--- Start of SUPPLIED MATERIAL ---

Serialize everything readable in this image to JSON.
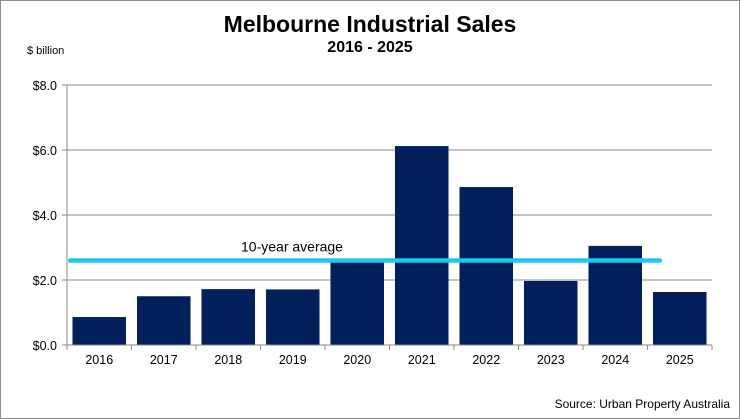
{
  "chart_data": {
    "type": "bar",
    "title": "Melbourne Industrial Sales",
    "subtitle": "2016 - 2025",
    "xlabel": "",
    "ylabel": "$ billion",
    "categories": [
      "2016",
      "2017",
      "2018",
      "2019",
      "2020",
      "2021",
      "2022",
      "2023",
      "2024",
      "2025"
    ],
    "values": [
      0.86,
      1.5,
      1.72,
      1.71,
      2.6,
      6.12,
      4.86,
      1.97,
      3.05,
      1.63
    ],
    "ylim": [
      0,
      8
    ],
    "yticks": [
      0,
      2,
      4,
      6,
      8
    ],
    "ytick_labels": [
      "$0.0",
      "$2.0",
      "$4.0",
      "$6.0",
      "$8.0"
    ],
    "grid": true,
    "bar_color": "#001f5b",
    "reference_line": {
      "label": "10-year average",
      "value": 2.6,
      "color": "#1ec8ee"
    },
    "source": "Source: Urban Property Australia"
  }
}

--- End of SUPPLIED MATERIAL ---

WORK REQUIRED: Write out the data precisely as given, excluding the pictures.

THE REPLY:
Serialize everything readable in this image to JSON.
{
  "chart_data": {
    "type": "bar",
    "title": "Melbourne Industrial Sales",
    "subtitle": "2016 - 2025",
    "xlabel": "",
    "ylabel": "$ billion",
    "categories": [
      "2016",
      "2017",
      "2018",
      "2019",
      "2020",
      "2021",
      "2022",
      "2023",
      "2024",
      "2025"
    ],
    "values": [
      0.86,
      1.5,
      1.72,
      1.71,
      2.6,
      6.12,
      4.86,
      1.97,
      3.05,
      1.63
    ],
    "ylim": [
      0,
      8
    ],
    "yticks": [
      0,
      2,
      4,
      6,
      8
    ],
    "ytick_labels": [
      "$0.0",
      "$2.0",
      "$4.0",
      "$6.0",
      "$8.0"
    ],
    "grid": true,
    "bar_color": "#001f5b",
    "reference_line": {
      "label": "10-year average",
      "value": 2.6,
      "color": "#1ec8ee"
    },
    "source": "Source: Urban Property Australia"
  }
}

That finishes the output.